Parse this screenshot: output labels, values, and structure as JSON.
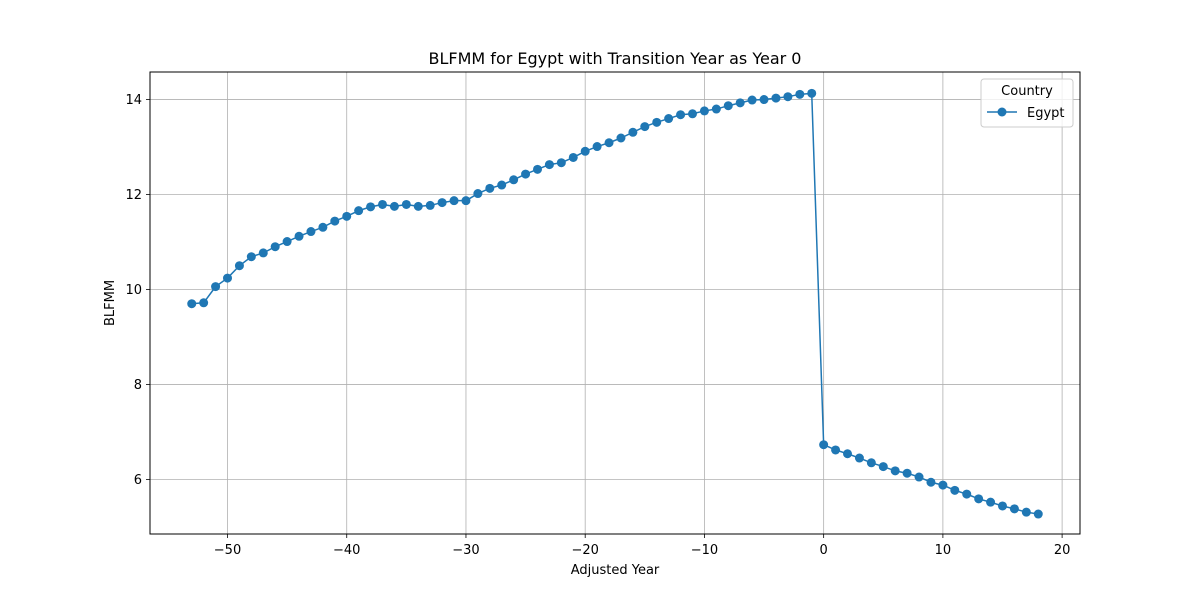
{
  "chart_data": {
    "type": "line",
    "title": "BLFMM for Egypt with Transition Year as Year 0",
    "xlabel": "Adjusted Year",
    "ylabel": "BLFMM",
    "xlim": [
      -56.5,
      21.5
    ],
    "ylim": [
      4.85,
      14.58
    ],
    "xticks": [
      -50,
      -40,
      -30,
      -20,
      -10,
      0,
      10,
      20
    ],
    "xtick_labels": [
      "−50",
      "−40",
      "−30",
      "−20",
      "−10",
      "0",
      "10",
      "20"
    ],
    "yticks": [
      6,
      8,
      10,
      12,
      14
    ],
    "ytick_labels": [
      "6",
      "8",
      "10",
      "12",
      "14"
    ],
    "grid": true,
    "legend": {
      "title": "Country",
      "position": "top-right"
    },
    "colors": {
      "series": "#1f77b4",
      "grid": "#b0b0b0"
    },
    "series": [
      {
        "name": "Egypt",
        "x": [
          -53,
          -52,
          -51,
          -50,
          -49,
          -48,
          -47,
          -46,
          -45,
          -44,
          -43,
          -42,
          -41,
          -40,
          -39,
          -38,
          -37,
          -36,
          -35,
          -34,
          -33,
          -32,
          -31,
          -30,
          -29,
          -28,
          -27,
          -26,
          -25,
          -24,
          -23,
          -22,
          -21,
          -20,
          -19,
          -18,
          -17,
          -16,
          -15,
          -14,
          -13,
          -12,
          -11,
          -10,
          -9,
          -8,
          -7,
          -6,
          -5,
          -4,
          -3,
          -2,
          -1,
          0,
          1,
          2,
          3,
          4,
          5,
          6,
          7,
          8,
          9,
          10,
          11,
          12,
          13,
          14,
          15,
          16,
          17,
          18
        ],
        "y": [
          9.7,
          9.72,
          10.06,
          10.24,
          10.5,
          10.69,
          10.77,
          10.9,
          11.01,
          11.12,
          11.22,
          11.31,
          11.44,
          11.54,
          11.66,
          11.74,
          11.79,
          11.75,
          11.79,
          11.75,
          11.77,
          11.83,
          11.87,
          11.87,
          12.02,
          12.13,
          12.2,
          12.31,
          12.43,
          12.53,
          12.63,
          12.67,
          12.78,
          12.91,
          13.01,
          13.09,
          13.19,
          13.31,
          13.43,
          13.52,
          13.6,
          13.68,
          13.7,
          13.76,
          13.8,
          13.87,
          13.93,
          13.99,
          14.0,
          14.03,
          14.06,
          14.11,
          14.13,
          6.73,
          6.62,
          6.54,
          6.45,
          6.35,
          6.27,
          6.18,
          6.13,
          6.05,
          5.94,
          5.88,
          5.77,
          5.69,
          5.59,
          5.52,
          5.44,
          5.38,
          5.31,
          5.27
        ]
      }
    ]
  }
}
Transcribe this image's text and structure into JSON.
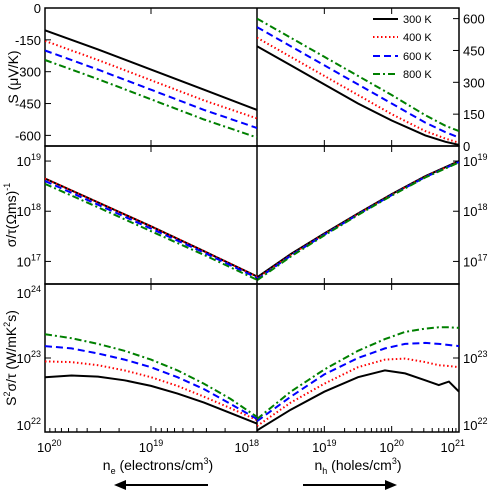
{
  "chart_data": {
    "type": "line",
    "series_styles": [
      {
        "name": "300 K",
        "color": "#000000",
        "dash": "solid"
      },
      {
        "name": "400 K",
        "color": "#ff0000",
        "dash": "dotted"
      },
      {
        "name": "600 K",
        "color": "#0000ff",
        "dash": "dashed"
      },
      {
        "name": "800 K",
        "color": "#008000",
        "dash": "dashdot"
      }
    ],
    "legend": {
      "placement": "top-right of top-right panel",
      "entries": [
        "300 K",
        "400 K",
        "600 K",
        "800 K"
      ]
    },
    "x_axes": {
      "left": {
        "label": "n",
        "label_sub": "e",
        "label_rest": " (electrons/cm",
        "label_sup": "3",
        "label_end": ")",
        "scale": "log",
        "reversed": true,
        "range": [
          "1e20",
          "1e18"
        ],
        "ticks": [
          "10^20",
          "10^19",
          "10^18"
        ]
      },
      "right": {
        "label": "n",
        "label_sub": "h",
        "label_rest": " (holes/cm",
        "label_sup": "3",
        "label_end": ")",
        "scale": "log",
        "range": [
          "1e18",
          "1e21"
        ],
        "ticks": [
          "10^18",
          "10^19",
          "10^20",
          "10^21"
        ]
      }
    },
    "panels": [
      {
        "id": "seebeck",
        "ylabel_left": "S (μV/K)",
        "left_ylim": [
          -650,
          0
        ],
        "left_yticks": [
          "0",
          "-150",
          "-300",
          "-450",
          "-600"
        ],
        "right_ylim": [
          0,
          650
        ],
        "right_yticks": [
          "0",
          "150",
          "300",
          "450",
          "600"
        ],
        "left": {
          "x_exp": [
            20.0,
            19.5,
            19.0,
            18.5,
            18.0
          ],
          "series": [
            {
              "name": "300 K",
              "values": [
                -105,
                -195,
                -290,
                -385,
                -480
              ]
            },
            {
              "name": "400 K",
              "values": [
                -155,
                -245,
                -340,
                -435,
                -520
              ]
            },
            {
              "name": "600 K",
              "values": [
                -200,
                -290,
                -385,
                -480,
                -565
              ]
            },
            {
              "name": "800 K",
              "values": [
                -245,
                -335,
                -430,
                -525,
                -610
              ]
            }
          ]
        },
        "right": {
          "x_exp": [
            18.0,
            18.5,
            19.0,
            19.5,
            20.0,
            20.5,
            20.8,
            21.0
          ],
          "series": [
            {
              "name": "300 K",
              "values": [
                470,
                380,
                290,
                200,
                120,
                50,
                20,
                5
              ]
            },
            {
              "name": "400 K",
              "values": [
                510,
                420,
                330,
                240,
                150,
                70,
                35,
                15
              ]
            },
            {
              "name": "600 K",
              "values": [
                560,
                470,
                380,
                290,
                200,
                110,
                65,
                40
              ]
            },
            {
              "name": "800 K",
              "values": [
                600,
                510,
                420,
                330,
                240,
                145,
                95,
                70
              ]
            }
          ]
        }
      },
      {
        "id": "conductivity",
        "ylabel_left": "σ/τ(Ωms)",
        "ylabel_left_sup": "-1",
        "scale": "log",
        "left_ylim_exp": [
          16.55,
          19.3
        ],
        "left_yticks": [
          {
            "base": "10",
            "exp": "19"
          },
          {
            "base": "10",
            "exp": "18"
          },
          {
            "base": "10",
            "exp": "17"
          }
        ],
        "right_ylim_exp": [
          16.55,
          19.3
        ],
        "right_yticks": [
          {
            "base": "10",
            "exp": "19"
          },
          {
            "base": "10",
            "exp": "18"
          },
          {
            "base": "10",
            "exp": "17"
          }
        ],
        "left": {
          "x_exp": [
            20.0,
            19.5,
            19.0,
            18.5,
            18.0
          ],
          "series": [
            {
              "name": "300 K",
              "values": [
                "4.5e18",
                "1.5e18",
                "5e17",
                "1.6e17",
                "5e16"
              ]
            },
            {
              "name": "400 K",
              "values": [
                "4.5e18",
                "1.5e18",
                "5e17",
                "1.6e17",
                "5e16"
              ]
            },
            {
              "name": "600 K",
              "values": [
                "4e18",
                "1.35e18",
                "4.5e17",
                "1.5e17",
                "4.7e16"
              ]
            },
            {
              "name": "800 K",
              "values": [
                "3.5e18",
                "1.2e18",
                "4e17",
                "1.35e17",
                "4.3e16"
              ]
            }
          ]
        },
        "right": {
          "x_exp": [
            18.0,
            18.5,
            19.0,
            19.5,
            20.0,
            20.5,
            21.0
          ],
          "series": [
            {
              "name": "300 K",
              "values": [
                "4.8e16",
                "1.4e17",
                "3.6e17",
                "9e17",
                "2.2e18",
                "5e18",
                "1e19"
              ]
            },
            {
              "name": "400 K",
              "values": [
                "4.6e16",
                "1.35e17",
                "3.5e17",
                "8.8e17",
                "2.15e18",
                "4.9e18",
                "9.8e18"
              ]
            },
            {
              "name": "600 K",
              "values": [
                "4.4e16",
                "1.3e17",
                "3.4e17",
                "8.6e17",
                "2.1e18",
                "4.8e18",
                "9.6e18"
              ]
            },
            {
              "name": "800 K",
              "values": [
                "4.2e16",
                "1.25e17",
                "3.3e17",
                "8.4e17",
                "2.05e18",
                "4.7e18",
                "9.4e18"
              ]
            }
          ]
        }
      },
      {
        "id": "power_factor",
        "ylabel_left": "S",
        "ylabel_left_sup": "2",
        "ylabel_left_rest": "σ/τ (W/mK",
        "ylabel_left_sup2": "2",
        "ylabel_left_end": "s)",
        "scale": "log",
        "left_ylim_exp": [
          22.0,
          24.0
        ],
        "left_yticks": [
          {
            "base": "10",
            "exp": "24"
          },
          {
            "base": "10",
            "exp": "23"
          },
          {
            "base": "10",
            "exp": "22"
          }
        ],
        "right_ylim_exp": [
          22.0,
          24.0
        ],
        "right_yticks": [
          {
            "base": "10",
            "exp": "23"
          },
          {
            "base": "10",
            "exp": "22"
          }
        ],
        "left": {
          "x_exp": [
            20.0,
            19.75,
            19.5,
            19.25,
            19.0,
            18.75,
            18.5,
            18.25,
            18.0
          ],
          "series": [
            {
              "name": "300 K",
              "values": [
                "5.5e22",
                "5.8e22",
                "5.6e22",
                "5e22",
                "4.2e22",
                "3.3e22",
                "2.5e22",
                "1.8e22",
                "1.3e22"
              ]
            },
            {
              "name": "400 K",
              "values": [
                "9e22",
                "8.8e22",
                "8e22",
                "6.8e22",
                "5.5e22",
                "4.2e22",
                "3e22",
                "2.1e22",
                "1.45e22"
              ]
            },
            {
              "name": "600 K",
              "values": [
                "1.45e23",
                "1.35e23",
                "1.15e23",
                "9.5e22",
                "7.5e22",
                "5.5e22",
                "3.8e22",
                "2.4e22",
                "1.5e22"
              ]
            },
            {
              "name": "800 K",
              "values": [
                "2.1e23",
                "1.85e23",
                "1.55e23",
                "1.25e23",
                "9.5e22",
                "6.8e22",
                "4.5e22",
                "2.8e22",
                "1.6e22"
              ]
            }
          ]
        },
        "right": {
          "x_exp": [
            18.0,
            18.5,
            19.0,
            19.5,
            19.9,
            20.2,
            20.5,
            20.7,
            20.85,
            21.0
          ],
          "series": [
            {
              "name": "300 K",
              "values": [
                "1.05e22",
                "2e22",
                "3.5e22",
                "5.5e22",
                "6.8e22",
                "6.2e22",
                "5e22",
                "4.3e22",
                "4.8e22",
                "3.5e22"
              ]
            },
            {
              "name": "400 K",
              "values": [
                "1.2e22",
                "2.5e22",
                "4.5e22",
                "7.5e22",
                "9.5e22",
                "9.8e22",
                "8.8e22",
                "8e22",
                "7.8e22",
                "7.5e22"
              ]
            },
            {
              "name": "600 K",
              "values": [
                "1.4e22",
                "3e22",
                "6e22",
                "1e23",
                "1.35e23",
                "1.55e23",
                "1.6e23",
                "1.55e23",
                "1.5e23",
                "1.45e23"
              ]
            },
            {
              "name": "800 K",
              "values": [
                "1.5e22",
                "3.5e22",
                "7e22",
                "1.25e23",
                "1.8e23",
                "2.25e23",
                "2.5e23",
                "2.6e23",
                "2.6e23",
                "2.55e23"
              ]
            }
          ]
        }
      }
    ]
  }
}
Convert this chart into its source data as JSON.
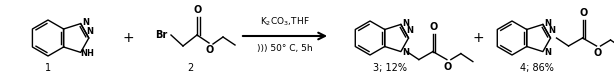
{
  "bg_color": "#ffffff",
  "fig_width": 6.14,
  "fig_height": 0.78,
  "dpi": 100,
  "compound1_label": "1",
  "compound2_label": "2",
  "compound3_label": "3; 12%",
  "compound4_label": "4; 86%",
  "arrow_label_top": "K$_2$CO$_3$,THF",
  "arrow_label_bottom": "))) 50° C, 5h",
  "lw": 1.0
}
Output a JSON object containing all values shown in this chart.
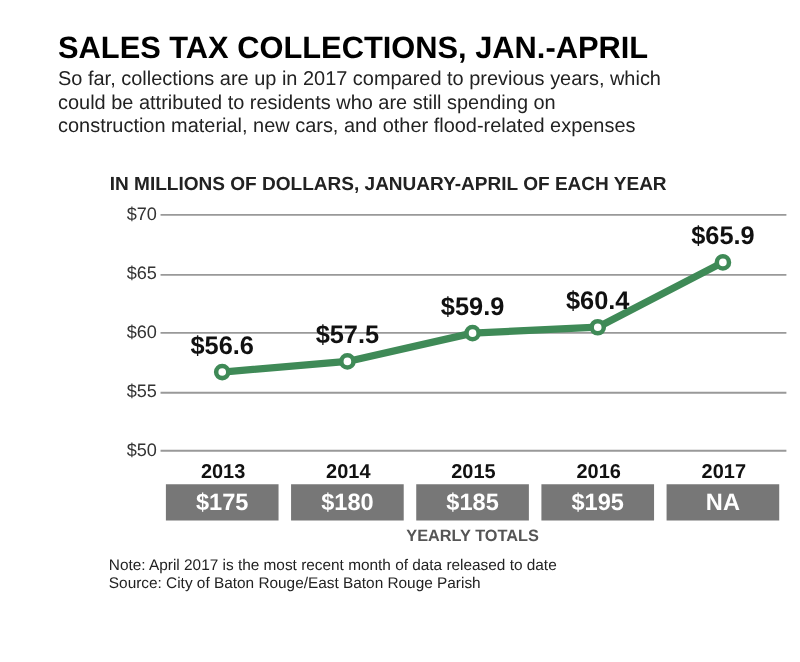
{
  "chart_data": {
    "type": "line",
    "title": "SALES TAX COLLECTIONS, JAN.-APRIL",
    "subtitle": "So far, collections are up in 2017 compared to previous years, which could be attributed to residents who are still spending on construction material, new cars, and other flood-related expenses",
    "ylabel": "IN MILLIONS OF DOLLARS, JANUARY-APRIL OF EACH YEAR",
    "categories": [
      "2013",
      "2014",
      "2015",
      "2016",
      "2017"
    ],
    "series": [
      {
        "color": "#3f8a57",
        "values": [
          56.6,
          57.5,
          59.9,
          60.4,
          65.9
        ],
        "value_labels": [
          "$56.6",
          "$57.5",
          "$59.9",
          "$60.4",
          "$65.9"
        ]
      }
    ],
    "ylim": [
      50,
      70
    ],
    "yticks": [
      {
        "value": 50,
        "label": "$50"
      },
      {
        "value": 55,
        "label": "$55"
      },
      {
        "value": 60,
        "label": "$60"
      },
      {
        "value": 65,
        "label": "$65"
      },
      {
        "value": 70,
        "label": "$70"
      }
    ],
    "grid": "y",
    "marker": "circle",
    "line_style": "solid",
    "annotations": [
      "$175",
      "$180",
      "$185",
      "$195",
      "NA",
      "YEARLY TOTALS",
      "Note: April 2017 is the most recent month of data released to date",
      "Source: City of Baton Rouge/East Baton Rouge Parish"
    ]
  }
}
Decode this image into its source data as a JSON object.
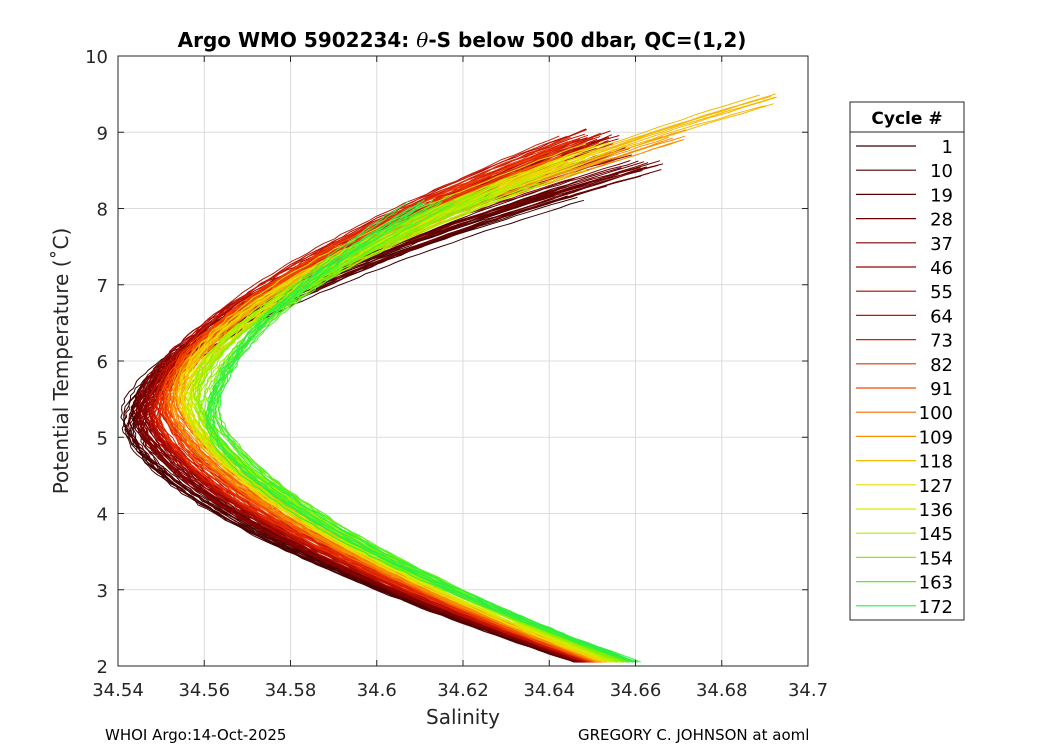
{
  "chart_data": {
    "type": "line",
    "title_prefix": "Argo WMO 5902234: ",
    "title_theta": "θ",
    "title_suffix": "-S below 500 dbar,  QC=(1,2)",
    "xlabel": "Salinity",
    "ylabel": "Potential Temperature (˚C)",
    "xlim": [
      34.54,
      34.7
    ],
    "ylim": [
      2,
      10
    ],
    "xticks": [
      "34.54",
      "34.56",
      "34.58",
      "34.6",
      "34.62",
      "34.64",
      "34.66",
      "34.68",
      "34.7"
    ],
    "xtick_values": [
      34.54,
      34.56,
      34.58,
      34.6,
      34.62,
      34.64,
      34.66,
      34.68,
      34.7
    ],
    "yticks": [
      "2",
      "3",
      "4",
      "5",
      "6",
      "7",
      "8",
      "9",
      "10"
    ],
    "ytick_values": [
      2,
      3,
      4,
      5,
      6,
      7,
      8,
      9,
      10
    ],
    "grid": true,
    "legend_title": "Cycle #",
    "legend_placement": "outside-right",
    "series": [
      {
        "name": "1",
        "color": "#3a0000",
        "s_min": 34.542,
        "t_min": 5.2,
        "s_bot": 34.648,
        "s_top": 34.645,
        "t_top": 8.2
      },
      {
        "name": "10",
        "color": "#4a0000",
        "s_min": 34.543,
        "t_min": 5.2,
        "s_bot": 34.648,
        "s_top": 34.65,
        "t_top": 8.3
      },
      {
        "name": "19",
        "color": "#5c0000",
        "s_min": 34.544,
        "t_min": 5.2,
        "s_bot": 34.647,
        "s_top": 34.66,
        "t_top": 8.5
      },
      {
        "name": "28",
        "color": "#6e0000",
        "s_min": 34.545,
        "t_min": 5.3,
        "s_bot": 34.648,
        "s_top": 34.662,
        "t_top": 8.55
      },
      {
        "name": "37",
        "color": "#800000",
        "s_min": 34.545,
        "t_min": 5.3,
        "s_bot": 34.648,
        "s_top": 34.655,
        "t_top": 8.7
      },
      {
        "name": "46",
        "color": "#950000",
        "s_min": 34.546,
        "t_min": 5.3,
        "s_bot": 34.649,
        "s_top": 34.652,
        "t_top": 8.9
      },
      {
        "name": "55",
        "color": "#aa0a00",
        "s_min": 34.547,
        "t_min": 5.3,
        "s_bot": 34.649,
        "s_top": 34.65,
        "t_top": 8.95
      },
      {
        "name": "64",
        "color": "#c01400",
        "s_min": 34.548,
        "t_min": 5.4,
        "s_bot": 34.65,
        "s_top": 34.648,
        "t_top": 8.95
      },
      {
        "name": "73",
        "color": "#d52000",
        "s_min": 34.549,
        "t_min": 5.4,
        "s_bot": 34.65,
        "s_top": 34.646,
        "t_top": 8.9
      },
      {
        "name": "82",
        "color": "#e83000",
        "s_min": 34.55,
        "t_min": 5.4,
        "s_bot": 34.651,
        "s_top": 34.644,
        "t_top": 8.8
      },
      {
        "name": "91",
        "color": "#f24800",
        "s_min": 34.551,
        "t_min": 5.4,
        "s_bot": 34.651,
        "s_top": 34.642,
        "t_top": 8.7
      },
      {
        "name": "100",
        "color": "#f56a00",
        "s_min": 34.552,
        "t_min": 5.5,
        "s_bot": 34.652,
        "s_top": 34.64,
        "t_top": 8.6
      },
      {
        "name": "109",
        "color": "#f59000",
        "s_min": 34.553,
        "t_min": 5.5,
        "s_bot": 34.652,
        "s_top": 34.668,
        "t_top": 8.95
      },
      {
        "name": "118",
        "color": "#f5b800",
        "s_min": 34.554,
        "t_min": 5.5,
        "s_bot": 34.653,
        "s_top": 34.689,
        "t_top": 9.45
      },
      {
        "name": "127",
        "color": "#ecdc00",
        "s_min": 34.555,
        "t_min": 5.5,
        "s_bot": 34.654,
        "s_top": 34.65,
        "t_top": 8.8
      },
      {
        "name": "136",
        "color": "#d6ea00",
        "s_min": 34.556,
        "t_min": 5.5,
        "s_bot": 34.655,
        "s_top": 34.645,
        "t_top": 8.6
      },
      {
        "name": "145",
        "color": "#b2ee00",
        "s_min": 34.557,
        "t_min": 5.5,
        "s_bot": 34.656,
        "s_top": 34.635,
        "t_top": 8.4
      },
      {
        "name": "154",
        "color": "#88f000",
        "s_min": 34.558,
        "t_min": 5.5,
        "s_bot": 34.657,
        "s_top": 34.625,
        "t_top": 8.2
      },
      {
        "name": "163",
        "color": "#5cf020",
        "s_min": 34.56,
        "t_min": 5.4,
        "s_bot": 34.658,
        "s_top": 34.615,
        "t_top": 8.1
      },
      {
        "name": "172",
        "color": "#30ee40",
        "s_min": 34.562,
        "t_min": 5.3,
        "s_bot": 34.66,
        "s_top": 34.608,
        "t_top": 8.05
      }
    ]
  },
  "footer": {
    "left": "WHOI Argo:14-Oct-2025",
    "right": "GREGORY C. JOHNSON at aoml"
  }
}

==========

• _Set task_: Copy every line in the entries above that has the string "into" in it.

• _The result_:
Transcribe this image's text and structure into JSON.
Convert this chart into its source data as JSON.
Decode this image into its source data as a JSON object.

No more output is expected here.